*** DATA SHOWN

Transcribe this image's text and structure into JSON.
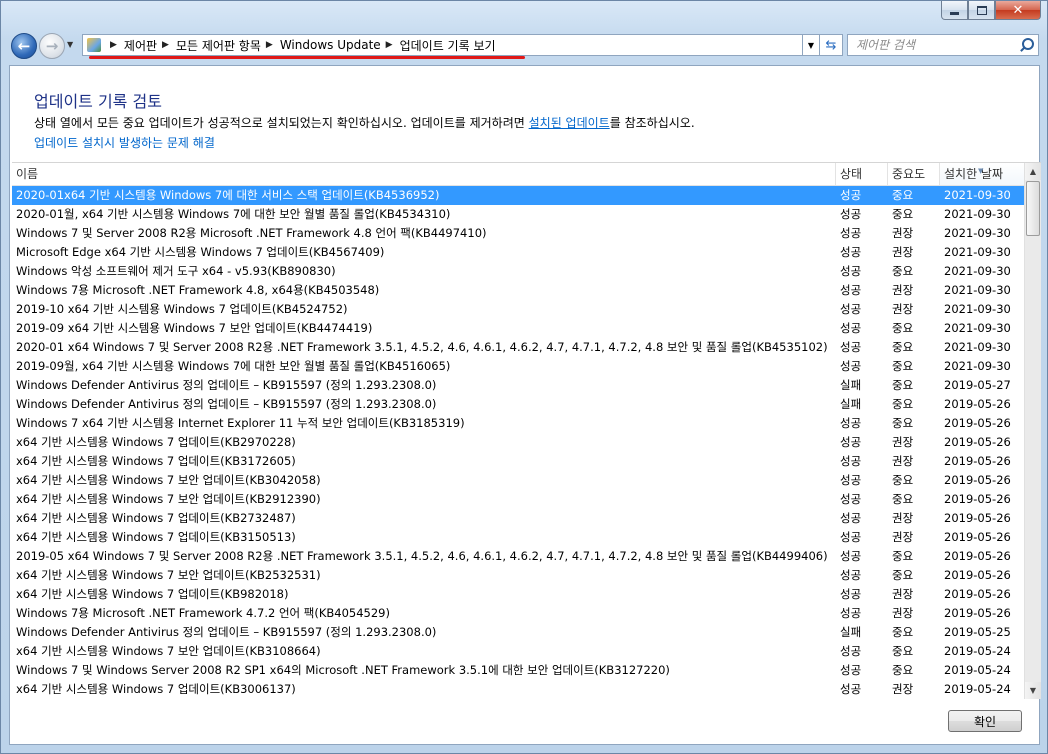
{
  "window": {
    "close_glyph": "✕"
  },
  "nav": {
    "back_glyph": "←",
    "forward_glyph": "→",
    "breadcrumbs": [
      "제어판",
      "모든 제어판 항목",
      "Windows Update",
      "업데이트 기록 보기"
    ],
    "search_placeholder": "제어판 검색",
    "underline_color": "#e01818"
  },
  "page": {
    "title": "업데이트 기록 검토",
    "description_before": "상태 열에서 모든 중요 업데이트가 성공적으로 설치되었는지 확인하십시오. 업데이트를 제거하려면 ",
    "description_link": "설치된 업데이트",
    "description_after": "를 참조하십시오.",
    "help_link": "업데이트 설치시 발생하는 문제 해결"
  },
  "table": {
    "columns": {
      "name": "이름",
      "status": "상태",
      "importance": "중요도",
      "date": "설치한 날짜"
    },
    "rows": [
      {
        "name": "2020-01x64 기반 시스템용 Windows 7에 대한 서비스 스택 업데이트(KB4536952)",
        "status": "성공",
        "importance": "중요",
        "date": "2021-09-30"
      },
      {
        "name": "2020-01월, x64 기반 시스템용 Windows 7에 대한 보안 월별 품질 롤업(KB4534310)",
        "status": "성공",
        "importance": "중요",
        "date": "2021-09-30"
      },
      {
        "name": "Windows 7 및 Server 2008 R2용 Microsoft .NET Framework 4.8 언어 팩(KB4497410)",
        "status": "성공",
        "importance": "권장",
        "date": "2021-09-30"
      },
      {
        "name": "Microsoft Edge x64 기반 시스템용 Windows 7 업데이트(KB4567409)",
        "status": "성공",
        "importance": "권장",
        "date": "2021-09-30"
      },
      {
        "name": "Windows 악성 소프트웨어 제거 도구 x64 - v5.93(KB890830)",
        "status": "성공",
        "importance": "중요",
        "date": "2021-09-30"
      },
      {
        "name": "Windows 7용 Microsoft .NET Framework 4.8, x64용(KB4503548)",
        "status": "성공",
        "importance": "권장",
        "date": "2021-09-30"
      },
      {
        "name": "2019-10 x64 기반 시스템용 Windows 7 업데이트(KB4524752)",
        "status": "성공",
        "importance": "권장",
        "date": "2021-09-30"
      },
      {
        "name": "2019-09 x64 기반 시스템용 Windows 7 보안 업데이트(KB4474419)",
        "status": "성공",
        "importance": "중요",
        "date": "2021-09-30"
      },
      {
        "name": "2020-01 x64 Windows 7 및 Server 2008 R2용 .NET Framework 3.5.1, 4.5.2, 4.6, 4.6.1, 4.6.2, 4.7, 4.7.1, 4.7.2, 4.8 보안 및 품질 롤업(KB4535102)",
        "status": "성공",
        "importance": "중요",
        "date": "2021-09-30"
      },
      {
        "name": "2019-09월, x64 기반 시스템용 Windows 7에 대한 보안 월별 품질 롤업(KB4516065)",
        "status": "성공",
        "importance": "중요",
        "date": "2021-09-30"
      },
      {
        "name": "Windows Defender Antivirus 정의 업데이트 – KB915597 (정의 1.293.2308.0)",
        "status": "실패",
        "importance": "중요",
        "date": "2019-05-27"
      },
      {
        "name": "Windows Defender Antivirus 정의 업데이트 – KB915597 (정의 1.293.2308.0)",
        "status": "실패",
        "importance": "중요",
        "date": "2019-05-26"
      },
      {
        "name": "Windows 7 x64 기반 시스템용 Internet Explorer 11 누적 보안 업데이트(KB3185319)",
        "status": "성공",
        "importance": "중요",
        "date": "2019-05-26"
      },
      {
        "name": "x64 기반 시스템용 Windows 7 업데이트(KB2970228)",
        "status": "성공",
        "importance": "권장",
        "date": "2019-05-26"
      },
      {
        "name": "x64 기반 시스템용 Windows 7 업데이트(KB3172605)",
        "status": "성공",
        "importance": "권장",
        "date": "2019-05-26"
      },
      {
        "name": "x64 기반 시스템용 Windows 7 보안 업데이트(KB3042058)",
        "status": "성공",
        "importance": "중요",
        "date": "2019-05-26"
      },
      {
        "name": "x64 기반 시스템용 Windows 7 보안 업데이트(KB2912390)",
        "status": "성공",
        "importance": "중요",
        "date": "2019-05-26"
      },
      {
        "name": "x64 기반 시스템용 Windows 7 업데이트(KB2732487)",
        "status": "성공",
        "importance": "권장",
        "date": "2019-05-26"
      },
      {
        "name": "x64 기반 시스템용 Windows 7 업데이트(KB3150513)",
        "status": "성공",
        "importance": "권장",
        "date": "2019-05-26"
      },
      {
        "name": "2019-05 x64 Windows 7 및 Server 2008 R2용 .NET Framework 3.5.1, 4.5.2, 4.6, 4.6.1, 4.6.2, 4.7, 4.7.1, 4.7.2, 4.8 보안 및 품질 롤업(KB4499406)",
        "status": "성공",
        "importance": "중요",
        "date": "2019-05-26"
      },
      {
        "name": "x64 기반 시스템용 Windows 7 보안 업데이트(KB2532531)",
        "status": "성공",
        "importance": "중요",
        "date": "2019-05-26"
      },
      {
        "name": "x64 기반 시스템용 Windows 7 업데이트(KB982018)",
        "status": "성공",
        "importance": "권장",
        "date": "2019-05-26"
      },
      {
        "name": "Windows 7용 Microsoft .NET Framework 4.7.2 언어 팩(KB4054529)",
        "status": "성공",
        "importance": "권장",
        "date": "2019-05-26"
      },
      {
        "name": "Windows Defender Antivirus 정의 업데이트 – KB915597 (정의 1.293.2308.0)",
        "status": "실패",
        "importance": "중요",
        "date": "2019-05-25"
      },
      {
        "name": "x64 기반 시스템용 Windows 7 보안 업데이트(KB3108664)",
        "status": "성공",
        "importance": "중요",
        "date": "2019-05-24"
      },
      {
        "name": "Windows 7 및 Windows Server 2008 R2 SP1 x64의 Microsoft .NET Framework 3.5.1에 대한 보안 업데이트(KB3127220)",
        "status": "성공",
        "importance": "중요",
        "date": "2019-05-24"
      },
      {
        "name": "x64 기반 시스템용 Windows 7 업데이트(KB3006137)",
        "status": "성공",
        "importance": "권장",
        "date": "2019-05-24"
      }
    ],
    "selected_index": 0,
    "selection_color": "#3399ff"
  },
  "buttons": {
    "ok": "확인"
  }
}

******

EXERCISE DIRECTIONS: Although the records contain pictures, print only the rest, exactly as written.

SOLVED EXERCISE:
Transcribe this image's text and structure into JSON.
{
  "window": {
    "close_glyph": "✕"
  },
  "nav": {
    "back_glyph": "←",
    "forward_glyph": "→",
    "breadcrumbs": [
      "제어판",
      "모든 제어판 항목",
      "Windows Update",
      "업데이트 기록 보기"
    ],
    "search_placeholder": "제어판 검색",
    "underline_color": "#e01818"
  },
  "page": {
    "title": "업데이트 기록 검토",
    "description_before": "상태 열에서 모든 중요 업데이트가 성공적으로 설치되었는지 확인하십시오. 업데이트를 제거하려면 ",
    "description_link": "설치된 업데이트",
    "description_after": "를 참조하십시오.",
    "help_link": "업데이트 설치시 발생하는 문제 해결"
  },
  "table": {
    "columns": {
      "name": "이름",
      "status": "상태",
      "importance": "중요도",
      "date": "설치한 날짜"
    },
    "rows": [
      {
        "name": "2020-01x64 기반 시스템용 Windows 7에 대한 서비스 스택 업데이트(KB4536952)",
        "status": "성공",
        "importance": "중요",
        "date": "2021-09-30"
      },
      {
        "name": "2020-01월, x64 기반 시스템용 Windows 7에 대한 보안 월별 품질 롤업(KB4534310)",
        "status": "성공",
        "importance": "중요",
        "date": "2021-09-30"
      },
      {
        "name": "Windows 7 및 Server 2008 R2용 Microsoft .NET Framework 4.8 언어 팩(KB4497410)",
        "status": "성공",
        "importance": "권장",
        "date": "2021-09-30"
      },
      {
        "name": "Microsoft Edge x64 기반 시스템용 Windows 7 업데이트(KB4567409)",
        "status": "성공",
        "importance": "권장",
        "date": "2021-09-30"
      },
      {
        "name": "Windows 악성 소프트웨어 제거 도구 x64 - v5.93(KB890830)",
        "status": "성공",
        "importance": "중요",
        "date": "2021-09-30"
      },
      {
        "name": "Windows 7용 Microsoft .NET Framework 4.8, x64용(KB4503548)",
        "status": "성공",
        "importance": "권장",
        "date": "2021-09-30"
      },
      {
        "name": "2019-10 x64 기반 시스템용 Windows 7 업데이트(KB4524752)",
        "status": "성공",
        "importance": "권장",
        "date": "2021-09-30"
      },
      {
        "name": "2019-09 x64 기반 시스템용 Windows 7 보안 업데이트(KB4474419)",
        "status": "성공",
        "importance": "중요",
        "date": "2021-09-30"
      },
      {
        "name": "2020-01 x64 Windows 7 및 Server 2008 R2용 .NET Framework 3.5.1, 4.5.2, 4.6, 4.6.1, 4.6.2, 4.7, 4.7.1, 4.7.2, 4.8 보안 및 품질 롤업(KB4535102)",
        "status": "성공",
        "importance": "중요",
        "date": "2021-09-30"
      },
      {
        "name": "2019-09월, x64 기반 시스템용 Windows 7에 대한 보안 월별 품질 롤업(KB4516065)",
        "status": "성공",
        "importance": "중요",
        "date": "2021-09-30"
      },
      {
        "name": "Windows Defender Antivirus 정의 업데이트 – KB915597 (정의 1.293.2308.0)",
        "status": "실패",
        "importance": "중요",
        "date": "2019-05-27"
      },
      {
        "name": "Windows Defender Antivirus 정의 업데이트 – KB915597 (정의 1.293.2308.0)",
        "status": "실패",
        "importance": "중요",
        "date": "2019-05-26"
      },
      {
        "name": "Windows 7 x64 기반 시스템용 Internet Explorer 11 누적 보안 업데이트(KB3185319)",
        "status": "성공",
        "importance": "중요",
        "date": "2019-05-26"
      },
      {
        "name": "x64 기반 시스템용 Windows 7 업데이트(KB2970228)",
        "status": "성공",
        "importance": "권장",
        "date": "2019-05-26"
      },
      {
        "name": "x64 기반 시스템용 Windows 7 업데이트(KB3172605)",
        "status": "성공",
        "importance": "권장",
        "date": "2019-05-26"
      },
      {
        "name": "x64 기반 시스템용 Windows 7 보안 업데이트(KB3042058)",
        "status": "성공",
        "importance": "중요",
        "date": "2019-05-26"
      },
      {
        "name": "x64 기반 시스템용 Windows 7 보안 업데이트(KB2912390)",
        "status": "성공",
        "importance": "중요",
        "date": "2019-05-26"
      },
      {
        "name": "x64 기반 시스템용 Windows 7 업데이트(KB2732487)",
        "status": "성공",
        "importance": "권장",
        "date": "2019-05-26"
      },
      {
        "name": "x64 기반 시스템용 Windows 7 업데이트(KB3150513)",
        "status": "성공",
        "importance": "권장",
        "date": "2019-05-26"
      },
      {
        "name": "2019-05 x64 Windows 7 및 Server 2008 R2용 .NET Framework 3.5.1, 4.5.2, 4.6, 4.6.1, 4.6.2, 4.7, 4.7.1, 4.7.2, 4.8 보안 및 품질 롤업(KB4499406)",
        "status": "성공",
        "importance": "중요",
        "date": "2019-05-26"
      },
      {
        "name": "x64 기반 시스템용 Windows 7 보안 업데이트(KB2532531)",
        "status": "성공",
        "importance": "중요",
        "date": "2019-05-26"
      },
      {
        "name": "x64 기반 시스템용 Windows 7 업데이트(KB982018)",
        "status": "성공",
        "importance": "권장",
        "date": "2019-05-26"
      },
      {
        "name": "Windows 7용 Microsoft .NET Framework 4.7.2 언어 팩(KB4054529)",
        "status": "성공",
        "importance": "권장",
        "date": "2019-05-26"
      },
      {
        "name": "Windows Defender Antivirus 정의 업데이트 – KB915597 (정의 1.293.2308.0)",
        "status": "실패",
        "importance": "중요",
        "date": "2019-05-25"
      },
      {
        "name": "x64 기반 시스템용 Windows 7 보안 업데이트(KB3108664)",
        "status": "성공",
        "importance": "중요",
        "date": "2019-05-24"
      },
      {
        "name": "Windows 7 및 Windows Server 2008 R2 SP1 x64의 Microsoft .NET Framework 3.5.1에 대한 보안 업데이트(KB3127220)",
        "status": "성공",
        "importance": "중요",
        "date": "2019-05-24"
      },
      {
        "name": "x64 기반 시스템용 Windows 7 업데이트(KB3006137)",
        "status": "성공",
        "importance": "권장",
        "date": "2019-05-24"
      }
    ],
    "selected_index": 0,
    "selection_color": "#3399ff"
  },
  "buttons": {
    "ok": "확인"
  }
}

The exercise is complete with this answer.